--- WORK INSTRUCTIONS ---
Copy all entries without alteration and skip the pictures they hold.

--- DATA FOR THIS EXERCISE ---
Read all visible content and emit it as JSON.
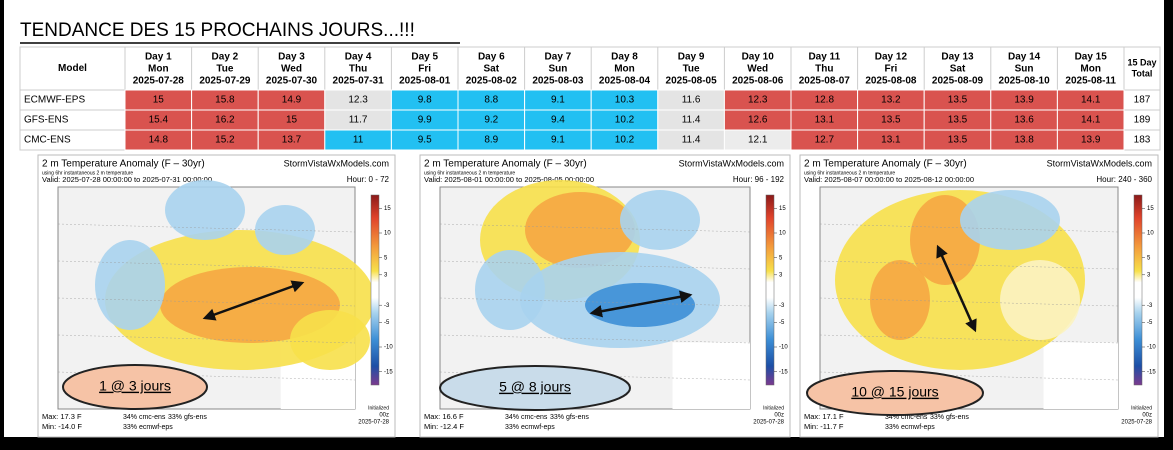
{
  "title": "TENDANCE  DES 15 PROCHAINS JOURS...!!!",
  "table": {
    "header": {
      "model": "Model",
      "total": "15 Day Total",
      "days": [
        {
          "day": "Day 1",
          "weekday": "Mon",
          "date": "2025-07-28"
        },
        {
          "day": "Day 2",
          "weekday": "Tue",
          "date": "2025-07-29"
        },
        {
          "day": "Day 3",
          "weekday": "Wed",
          "date": "2025-07-30"
        },
        {
          "day": "Day 4",
          "weekday": "Thu",
          "date": "2025-07-31"
        },
        {
          "day": "Day 5",
          "weekday": "Fri",
          "date": "2025-08-01"
        },
        {
          "day": "Day 6",
          "weekday": "Sat",
          "date": "2025-08-02"
        },
        {
          "day": "Day 7",
          "weekday": "Sun",
          "date": "2025-08-03"
        },
        {
          "day": "Day 8",
          "weekday": "Mon",
          "date": "2025-08-04"
        },
        {
          "day": "Day 9",
          "weekday": "Tue",
          "date": "2025-08-05"
        },
        {
          "day": "Day 10",
          "weekday": "Wed",
          "date": "2025-08-06"
        },
        {
          "day": "Day 11",
          "weekday": "Thu",
          "date": "2025-08-07"
        },
        {
          "day": "Day 12",
          "weekday": "Fri",
          "date": "2025-08-08"
        },
        {
          "day": "Day 13",
          "weekday": "Sat",
          "date": "2025-08-09"
        },
        {
          "day": "Day 14",
          "weekday": "Sun",
          "date": "2025-08-10"
        },
        {
          "day": "Day 15",
          "weekday": "Mon",
          "date": "2025-08-11"
        }
      ]
    },
    "rows": [
      {
        "model": "ECMWF-EPS",
        "values": [
          15,
          15.8,
          14.9,
          12.3,
          9.8,
          8.8,
          9.1,
          10.3,
          11.6,
          12.3,
          12.8,
          13.2,
          13.5,
          13.9,
          14.1
        ],
        "total": 187,
        "colors": [
          "#d9534f",
          "#d9534f",
          "#d9534f",
          "#e4e4e4",
          "#22c0f2",
          "#22c0f2",
          "#22c0f2",
          "#22c0f2",
          "#e4e4e4",
          "#d9534f",
          "#d9534f",
          "#d9534f",
          "#d9534f",
          "#d9534f",
          "#d9534f"
        ]
      },
      {
        "model": "GFS-ENS",
        "values": [
          15.4,
          16.2,
          15,
          11.7,
          9.9,
          9.2,
          9.4,
          10.2,
          11.4,
          12.6,
          13.1,
          13.5,
          13.5,
          13.6,
          14.1
        ],
        "total": 189,
        "colors": [
          "#d9534f",
          "#d9534f",
          "#d9534f",
          "#e4e4e4",
          "#22c0f2",
          "#22c0f2",
          "#22c0f2",
          "#22c0f2",
          "#e4e4e4",
          "#d9534f",
          "#d9534f",
          "#d9534f",
          "#d9534f",
          "#d9534f",
          "#d9534f"
        ]
      },
      {
        "model": "CMC-ENS",
        "values": [
          14.8,
          15.2,
          13.7,
          11,
          9.5,
          8.9,
          9.1,
          10.2,
          11.4,
          12.1,
          12.7,
          13.1,
          13.5,
          13.8,
          13.9
        ],
        "total": 183,
        "colors": [
          "#d9534f",
          "#d9534f",
          "#d9534f",
          "#22c0f2",
          "#22c0f2",
          "#22c0f2",
          "#22c0f2",
          "#22c0f2",
          "#e4e4e4",
          "#ececec",
          "#d9534f",
          "#d9534f",
          "#d9534f",
          "#d9534f",
          "#d9534f"
        ]
      }
    ]
  },
  "legend_ticks": [
    15,
    10,
    5,
    3,
    -3,
    -5,
    -10,
    -15
  ],
  "maps": [
    {
      "title": "2 m Temperature Anomaly (F – 30yr)",
      "site": "StormVistaWxModels.com",
      "subtitle": "using 6hr instantaneous 2 m temperature",
      "valid": "Valid: 2025-07-28 00:00:00 to 2025-07-31 00:00:00",
      "hour": "Hour: 0 - 72",
      "max": "Max: 17.3 F",
      "min": "Min: -14.0 F",
      "weights": [
        "34% cmc-ens",
        "33% gfs-ens",
        "33% ecmwf-eps"
      ],
      "initialized": "Initialized",
      "init_time": "00z",
      "init_date": "2025-07-28",
      "label": "1 @ 3 jours",
      "label_color": "#f6c3a6"
    },
    {
      "title": "2 m Temperature Anomaly (F – 30yr)",
      "site": "StormVistaWxModels.com",
      "subtitle": "using 6hr instantaneous 2 m temperature",
      "valid": "Valid: 2025-08-01 00:00:00 to 2025-08-05 00:00:00",
      "hour": "Hour: 96 - 192",
      "max": "Max: 16.6 F",
      "min": "Min: -12.4 F",
      "weights": [
        "34% cmc-ens",
        "33% gfs-ens",
        "33% ecmwf-eps"
      ],
      "initialized": "Initialized",
      "init_time": "00z",
      "init_date": "2025-07-28",
      "label": "5 @ 8 jours",
      "label_color": "#c9dcea"
    },
    {
      "title": "2 m Temperature Anomaly (F – 30yr)",
      "site": "StormVistaWxModels.com",
      "subtitle": "using 6hr instantaneous 2 m temperature",
      "valid": "Valid: 2025-08-07 00:00:00 to 2025-08-12 00:00:00",
      "hour": "Hour: 240 - 360",
      "max": "Max: 17.1 F",
      "min": "Min: -11.7 F",
      "weights": [
        "34% cmc-ens",
        "33% gfs-ens",
        "33% ecmwf-eps"
      ],
      "initialized": "Initialized",
      "init_time": "00z",
      "init_date": "2025-07-28",
      "label": "10 @ 15 jours",
      "label_color": "#f6c3a6"
    }
  ]
}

--- RESULT FOR THIS EXERCISE ---
Read all visible content and emit it as JSON.
{
  "title": "TENDANCE  DES 15 PROCHAINS JOURS...!!!",
  "table": {
    "header": {
      "model": "Model",
      "total": "15 Day Total",
      "days": [
        {
          "day": "Day 1",
          "weekday": "Mon",
          "date": "2025-07-28"
        },
        {
          "day": "Day 2",
          "weekday": "Tue",
          "date": "2025-07-29"
        },
        {
          "day": "Day 3",
          "weekday": "Wed",
          "date": "2025-07-30"
        },
        {
          "day": "Day 4",
          "weekday": "Thu",
          "date": "2025-07-31"
        },
        {
          "day": "Day 5",
          "weekday": "Fri",
          "date": "2025-08-01"
        },
        {
          "day": "Day 6",
          "weekday": "Sat",
          "date": "2025-08-02"
        },
        {
          "day": "Day 7",
          "weekday": "Sun",
          "date": "2025-08-03"
        },
        {
          "day": "Day 8",
          "weekday": "Mon",
          "date": "2025-08-04"
        },
        {
          "day": "Day 9",
          "weekday": "Tue",
          "date": "2025-08-05"
        },
        {
          "day": "Day 10",
          "weekday": "Wed",
          "date": "2025-08-06"
        },
        {
          "day": "Day 11",
          "weekday": "Thu",
          "date": "2025-08-07"
        },
        {
          "day": "Day 12",
          "weekday": "Fri",
          "date": "2025-08-08"
        },
        {
          "day": "Day 13",
          "weekday": "Sat",
          "date": "2025-08-09"
        },
        {
          "day": "Day 14",
          "weekday": "Sun",
          "date": "2025-08-10"
        },
        {
          "day": "Day 15",
          "weekday": "Mon",
          "date": "2025-08-11"
        }
      ]
    },
    "rows": [
      {
        "model": "ECMWF-EPS",
        "values": [
          15,
          15.8,
          14.9,
          12.3,
          9.8,
          8.8,
          9.1,
          10.3,
          11.6,
          12.3,
          12.8,
          13.2,
          13.5,
          13.9,
          14.1
        ],
        "total": 187,
        "colors": [
          "#d9534f",
          "#d9534f",
          "#d9534f",
          "#e4e4e4",
          "#22c0f2",
          "#22c0f2",
          "#22c0f2",
          "#22c0f2",
          "#e4e4e4",
          "#d9534f",
          "#d9534f",
          "#d9534f",
          "#d9534f",
          "#d9534f",
          "#d9534f"
        ]
      },
      {
        "model": "GFS-ENS",
        "values": [
          15.4,
          16.2,
          15,
          11.7,
          9.9,
          9.2,
          9.4,
          10.2,
          11.4,
          12.6,
          13.1,
          13.5,
          13.5,
          13.6,
          14.1
        ],
        "total": 189,
        "colors": [
          "#d9534f",
          "#d9534f",
          "#d9534f",
          "#e4e4e4",
          "#22c0f2",
          "#22c0f2",
          "#22c0f2",
          "#22c0f2",
          "#e4e4e4",
          "#d9534f",
          "#d9534f",
          "#d9534f",
          "#d9534f",
          "#d9534f",
          "#d9534f"
        ]
      },
      {
        "model": "CMC-ENS",
        "values": [
          14.8,
          15.2,
          13.7,
          11,
          9.5,
          8.9,
          9.1,
          10.2,
          11.4,
          12.1,
          12.7,
          13.1,
          13.5,
          13.8,
          13.9
        ],
        "total": 183,
        "colors": [
          "#d9534f",
          "#d9534f",
          "#d9534f",
          "#22c0f2",
          "#22c0f2",
          "#22c0f2",
          "#22c0f2",
          "#22c0f2",
          "#e4e4e4",
          "#ececec",
          "#d9534f",
          "#d9534f",
          "#d9534f",
          "#d9534f",
          "#d9534f"
        ]
      }
    ]
  },
  "legend_ticks": [
    15,
    10,
    5,
    3,
    -3,
    -5,
    -10,
    -15
  ],
  "maps": [
    {
      "title": "2 m Temperature Anomaly (F – 30yr)",
      "site": "StormVistaWxModels.com",
      "subtitle": "using 6hr instantaneous 2 m temperature",
      "valid": "Valid: 2025-07-28 00:00:00 to 2025-07-31 00:00:00",
      "hour": "Hour: 0 - 72",
      "max": "Max: 17.3 F",
      "min": "Min: -14.0 F",
      "weights": [
        "34% cmc-ens",
        "33% gfs-ens",
        "33% ecmwf-eps"
      ],
      "initialized": "Initialized",
      "init_time": "00z",
      "init_date": "2025-07-28",
      "label": "1 @ 3 jours",
      "label_color": "#f6c3a6"
    },
    {
      "title": "2 m Temperature Anomaly (F – 30yr)",
      "site": "StormVistaWxModels.com",
      "subtitle": "using 6hr instantaneous 2 m temperature",
      "valid": "Valid: 2025-08-01 00:00:00 to 2025-08-05 00:00:00",
      "hour": "Hour: 96 - 192",
      "max": "Max: 16.6 F",
      "min": "Min: -12.4 F",
      "weights": [
        "34% cmc-ens",
        "33% gfs-ens",
        "33% ecmwf-eps"
      ],
      "initialized": "Initialized",
      "init_time": "00z",
      "init_date": "2025-07-28",
      "label": "5 @ 8 jours",
      "label_color": "#c9dcea"
    },
    {
      "title": "2 m Temperature Anomaly (F – 30yr)",
      "site": "StormVistaWxModels.com",
      "subtitle": "using 6hr instantaneous 2 m temperature",
      "valid": "Valid: 2025-08-07 00:00:00 to 2025-08-12 00:00:00",
      "hour": "Hour: 240 - 360",
      "max": "Max: 17.1 F",
      "min": "Min: -11.7 F",
      "weights": [
        "34% cmc-ens",
        "33% gfs-ens",
        "33% ecmwf-eps"
      ],
      "initialized": "Initialized",
      "init_time": "00z",
      "init_date": "2025-07-28",
      "label": "10 @ 15 jours",
      "label_color": "#f6c3a6"
    }
  ]
}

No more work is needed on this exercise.